Stored items:

- - - - -

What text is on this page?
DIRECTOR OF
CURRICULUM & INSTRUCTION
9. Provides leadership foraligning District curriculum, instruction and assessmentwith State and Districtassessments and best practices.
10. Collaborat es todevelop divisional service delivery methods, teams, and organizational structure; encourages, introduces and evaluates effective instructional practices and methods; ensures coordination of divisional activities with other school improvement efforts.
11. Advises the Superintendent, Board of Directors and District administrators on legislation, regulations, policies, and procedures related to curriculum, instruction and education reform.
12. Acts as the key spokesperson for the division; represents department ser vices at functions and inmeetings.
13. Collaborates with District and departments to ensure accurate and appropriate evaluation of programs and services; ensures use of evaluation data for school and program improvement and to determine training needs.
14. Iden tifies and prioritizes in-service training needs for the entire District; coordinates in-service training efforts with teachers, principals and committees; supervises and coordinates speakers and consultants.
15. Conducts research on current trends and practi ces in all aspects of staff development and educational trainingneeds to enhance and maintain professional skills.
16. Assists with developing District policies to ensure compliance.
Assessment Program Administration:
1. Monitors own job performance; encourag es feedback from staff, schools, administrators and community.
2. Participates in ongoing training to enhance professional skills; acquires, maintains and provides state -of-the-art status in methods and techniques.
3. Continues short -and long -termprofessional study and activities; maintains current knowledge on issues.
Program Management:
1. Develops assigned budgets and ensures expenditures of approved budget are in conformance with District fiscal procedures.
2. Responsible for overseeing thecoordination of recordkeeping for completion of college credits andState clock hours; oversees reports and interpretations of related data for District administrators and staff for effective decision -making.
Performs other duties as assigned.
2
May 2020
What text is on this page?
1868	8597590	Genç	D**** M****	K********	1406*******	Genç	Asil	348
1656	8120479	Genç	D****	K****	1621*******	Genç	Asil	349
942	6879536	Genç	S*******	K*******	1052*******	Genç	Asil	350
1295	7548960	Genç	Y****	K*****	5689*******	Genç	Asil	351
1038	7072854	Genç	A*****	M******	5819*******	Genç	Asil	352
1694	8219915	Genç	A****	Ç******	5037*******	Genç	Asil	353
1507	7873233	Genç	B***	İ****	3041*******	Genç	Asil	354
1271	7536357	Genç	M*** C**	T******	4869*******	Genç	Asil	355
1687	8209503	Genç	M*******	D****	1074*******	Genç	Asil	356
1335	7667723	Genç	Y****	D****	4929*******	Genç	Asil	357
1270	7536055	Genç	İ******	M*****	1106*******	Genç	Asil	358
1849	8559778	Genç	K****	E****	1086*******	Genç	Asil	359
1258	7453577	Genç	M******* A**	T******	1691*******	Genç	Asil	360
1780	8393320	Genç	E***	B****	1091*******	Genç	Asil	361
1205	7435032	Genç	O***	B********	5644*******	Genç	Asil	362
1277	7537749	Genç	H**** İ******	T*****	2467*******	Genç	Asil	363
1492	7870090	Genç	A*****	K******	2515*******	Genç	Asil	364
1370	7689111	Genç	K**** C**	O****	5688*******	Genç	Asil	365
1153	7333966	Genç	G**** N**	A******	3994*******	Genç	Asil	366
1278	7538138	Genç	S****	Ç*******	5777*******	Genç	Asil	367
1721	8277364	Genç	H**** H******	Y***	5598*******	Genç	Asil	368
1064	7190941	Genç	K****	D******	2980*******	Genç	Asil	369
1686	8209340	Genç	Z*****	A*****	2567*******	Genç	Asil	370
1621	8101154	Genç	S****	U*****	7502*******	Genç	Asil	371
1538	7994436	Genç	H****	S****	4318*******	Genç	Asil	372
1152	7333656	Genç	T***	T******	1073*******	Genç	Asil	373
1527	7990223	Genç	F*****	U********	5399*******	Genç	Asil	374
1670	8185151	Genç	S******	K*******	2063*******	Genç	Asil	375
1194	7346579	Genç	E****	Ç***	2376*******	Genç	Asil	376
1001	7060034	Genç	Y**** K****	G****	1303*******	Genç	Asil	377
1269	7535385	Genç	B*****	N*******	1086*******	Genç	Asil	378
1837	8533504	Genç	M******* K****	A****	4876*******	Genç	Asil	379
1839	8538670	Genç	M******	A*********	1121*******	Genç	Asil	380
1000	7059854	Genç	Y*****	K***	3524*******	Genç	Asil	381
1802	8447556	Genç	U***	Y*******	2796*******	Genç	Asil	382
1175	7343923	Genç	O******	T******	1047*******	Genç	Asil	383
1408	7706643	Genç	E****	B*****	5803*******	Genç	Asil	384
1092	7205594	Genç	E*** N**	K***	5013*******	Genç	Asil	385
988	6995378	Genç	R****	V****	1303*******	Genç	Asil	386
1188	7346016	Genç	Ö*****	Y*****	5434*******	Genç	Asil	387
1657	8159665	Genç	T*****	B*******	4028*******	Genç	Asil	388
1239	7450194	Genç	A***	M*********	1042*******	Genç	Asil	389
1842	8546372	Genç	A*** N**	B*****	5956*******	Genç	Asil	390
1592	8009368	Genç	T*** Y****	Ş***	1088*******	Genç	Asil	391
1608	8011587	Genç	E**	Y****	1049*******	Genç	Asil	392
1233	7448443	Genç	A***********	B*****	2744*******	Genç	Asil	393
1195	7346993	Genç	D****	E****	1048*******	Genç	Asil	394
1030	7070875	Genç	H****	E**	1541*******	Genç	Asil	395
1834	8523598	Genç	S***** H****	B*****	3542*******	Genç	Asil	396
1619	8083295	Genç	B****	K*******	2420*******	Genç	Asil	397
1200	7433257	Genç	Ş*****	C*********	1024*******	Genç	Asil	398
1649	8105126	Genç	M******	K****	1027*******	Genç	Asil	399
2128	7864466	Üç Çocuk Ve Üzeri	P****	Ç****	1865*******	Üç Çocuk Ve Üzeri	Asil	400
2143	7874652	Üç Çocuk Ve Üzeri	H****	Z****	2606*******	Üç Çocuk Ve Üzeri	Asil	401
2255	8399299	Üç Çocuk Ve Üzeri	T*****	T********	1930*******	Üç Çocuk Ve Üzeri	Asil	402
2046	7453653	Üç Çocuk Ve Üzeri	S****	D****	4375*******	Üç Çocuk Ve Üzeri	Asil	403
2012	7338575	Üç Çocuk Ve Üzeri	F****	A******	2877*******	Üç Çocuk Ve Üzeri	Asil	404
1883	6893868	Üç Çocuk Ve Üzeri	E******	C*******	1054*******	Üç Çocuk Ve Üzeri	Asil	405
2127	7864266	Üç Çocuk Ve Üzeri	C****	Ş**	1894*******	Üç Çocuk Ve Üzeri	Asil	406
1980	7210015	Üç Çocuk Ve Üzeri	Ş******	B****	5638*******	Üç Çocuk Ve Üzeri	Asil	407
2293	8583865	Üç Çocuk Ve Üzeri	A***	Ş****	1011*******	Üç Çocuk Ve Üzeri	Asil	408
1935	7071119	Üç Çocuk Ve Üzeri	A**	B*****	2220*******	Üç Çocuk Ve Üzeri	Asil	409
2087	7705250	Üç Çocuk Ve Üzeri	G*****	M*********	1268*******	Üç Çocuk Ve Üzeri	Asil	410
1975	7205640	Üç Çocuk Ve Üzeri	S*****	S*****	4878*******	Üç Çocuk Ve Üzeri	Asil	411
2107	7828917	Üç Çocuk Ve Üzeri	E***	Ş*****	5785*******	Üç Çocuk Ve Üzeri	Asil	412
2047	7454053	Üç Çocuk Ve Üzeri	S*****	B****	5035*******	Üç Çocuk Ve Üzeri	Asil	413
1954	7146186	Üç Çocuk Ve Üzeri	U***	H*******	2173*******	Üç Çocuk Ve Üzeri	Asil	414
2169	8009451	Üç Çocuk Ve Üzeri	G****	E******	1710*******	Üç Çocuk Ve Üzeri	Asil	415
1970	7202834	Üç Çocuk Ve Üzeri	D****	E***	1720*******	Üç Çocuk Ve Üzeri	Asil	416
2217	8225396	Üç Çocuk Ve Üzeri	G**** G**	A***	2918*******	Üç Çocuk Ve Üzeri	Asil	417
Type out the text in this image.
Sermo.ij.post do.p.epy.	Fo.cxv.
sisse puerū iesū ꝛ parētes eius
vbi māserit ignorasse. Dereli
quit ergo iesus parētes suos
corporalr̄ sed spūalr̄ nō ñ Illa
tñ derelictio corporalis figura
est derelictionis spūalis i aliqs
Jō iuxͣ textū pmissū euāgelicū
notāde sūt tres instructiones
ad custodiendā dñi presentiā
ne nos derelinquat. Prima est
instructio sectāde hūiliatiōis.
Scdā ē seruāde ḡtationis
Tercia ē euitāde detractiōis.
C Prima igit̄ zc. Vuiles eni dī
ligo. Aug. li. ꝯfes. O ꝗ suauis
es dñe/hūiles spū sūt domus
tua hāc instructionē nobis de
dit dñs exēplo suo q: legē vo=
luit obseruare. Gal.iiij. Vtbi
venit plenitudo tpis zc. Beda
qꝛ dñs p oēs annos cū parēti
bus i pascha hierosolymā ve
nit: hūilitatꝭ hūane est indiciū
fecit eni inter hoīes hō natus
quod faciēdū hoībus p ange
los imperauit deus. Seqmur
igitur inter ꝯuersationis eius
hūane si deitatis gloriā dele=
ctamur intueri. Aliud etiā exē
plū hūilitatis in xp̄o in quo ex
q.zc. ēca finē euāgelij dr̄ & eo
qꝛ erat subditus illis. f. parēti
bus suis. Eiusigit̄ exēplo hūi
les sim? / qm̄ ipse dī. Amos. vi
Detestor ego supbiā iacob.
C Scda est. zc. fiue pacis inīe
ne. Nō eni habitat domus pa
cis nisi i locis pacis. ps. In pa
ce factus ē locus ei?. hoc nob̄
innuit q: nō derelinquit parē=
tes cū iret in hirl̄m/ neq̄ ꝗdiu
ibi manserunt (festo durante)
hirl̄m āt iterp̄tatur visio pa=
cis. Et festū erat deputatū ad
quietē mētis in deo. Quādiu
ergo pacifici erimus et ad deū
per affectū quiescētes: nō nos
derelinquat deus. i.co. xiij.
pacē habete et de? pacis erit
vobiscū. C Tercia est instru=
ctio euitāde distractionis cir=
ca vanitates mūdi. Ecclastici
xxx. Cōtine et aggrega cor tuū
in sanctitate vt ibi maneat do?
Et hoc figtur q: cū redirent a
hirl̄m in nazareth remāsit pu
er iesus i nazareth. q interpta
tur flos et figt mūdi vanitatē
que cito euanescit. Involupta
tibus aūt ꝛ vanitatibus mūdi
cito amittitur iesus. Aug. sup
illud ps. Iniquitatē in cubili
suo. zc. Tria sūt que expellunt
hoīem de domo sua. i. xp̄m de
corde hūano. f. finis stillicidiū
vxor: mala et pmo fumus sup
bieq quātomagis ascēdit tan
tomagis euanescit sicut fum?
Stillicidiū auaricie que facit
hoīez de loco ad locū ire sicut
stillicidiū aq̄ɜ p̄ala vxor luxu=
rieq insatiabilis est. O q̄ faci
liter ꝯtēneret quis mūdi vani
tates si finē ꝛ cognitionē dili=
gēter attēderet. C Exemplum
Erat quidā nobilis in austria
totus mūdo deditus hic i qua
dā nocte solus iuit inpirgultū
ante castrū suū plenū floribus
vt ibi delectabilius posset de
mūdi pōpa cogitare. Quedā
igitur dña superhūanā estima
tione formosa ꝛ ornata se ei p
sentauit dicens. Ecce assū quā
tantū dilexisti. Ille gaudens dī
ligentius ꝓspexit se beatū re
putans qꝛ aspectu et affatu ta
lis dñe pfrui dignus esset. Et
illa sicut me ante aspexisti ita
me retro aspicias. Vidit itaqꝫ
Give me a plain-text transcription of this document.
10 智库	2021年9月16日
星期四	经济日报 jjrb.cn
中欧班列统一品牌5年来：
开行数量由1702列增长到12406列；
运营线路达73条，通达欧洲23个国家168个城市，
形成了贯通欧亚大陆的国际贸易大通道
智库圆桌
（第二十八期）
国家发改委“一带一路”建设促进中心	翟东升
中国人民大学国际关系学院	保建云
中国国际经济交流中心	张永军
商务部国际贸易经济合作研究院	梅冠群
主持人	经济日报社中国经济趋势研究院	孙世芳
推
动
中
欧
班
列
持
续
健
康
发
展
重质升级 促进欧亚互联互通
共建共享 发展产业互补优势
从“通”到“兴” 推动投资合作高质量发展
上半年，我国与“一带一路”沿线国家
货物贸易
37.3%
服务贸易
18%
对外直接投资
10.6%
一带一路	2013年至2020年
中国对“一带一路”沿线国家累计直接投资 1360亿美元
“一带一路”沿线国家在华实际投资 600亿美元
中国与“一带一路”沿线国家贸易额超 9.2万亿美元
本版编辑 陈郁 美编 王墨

- - - - -

Problem:
Your task is to output exactly the lines running from the one with "Give me a plain-text" through the final line of the material above, with both ends included.

Answer to the exercise:
Give me a plain-text transcription of this document.
10 智库	2021年9月16日
星期四	经济日报 jjrb.cn
中欧班列统一品牌5年来：
开行数量由1702列增长到12406列；
运营线路达73条，通达欧洲23个国家168个城市，
形成了贯通欧亚大陆的国际贸易大通道
智库圆桌
（第二十八期）
国家发改委“一带一路”建设促进中心	翟东升
中国人民大学国际关系学院	保建云
中国国际经济交流中心	张永军
商务部国际贸易经济合作研究院	梅冠群
主持人	经济日报社中国经济趋势研究院	孙世芳
推
动
中
欧
班
列
持
续
健
康
发
展
重质升级 促进欧亚互联互通
共建共享 发展产业互补优势
从“通”到“兴” 推动投资合作高质量发展
上半年，我国与“一带一路”沿线国家
货物贸易
37.3%
服务贸易
18%
对外直接投资
10.6%
一带一路	2013年至2020年
中国对“一带一路”沿线国家累计直接投资 1360亿美元
“一带一路”沿线国家在华实际投资 600亿美元
中国与“一带一路”沿线国家贸易额超 9.2万亿美元
本版编辑 陈郁 美编 王墨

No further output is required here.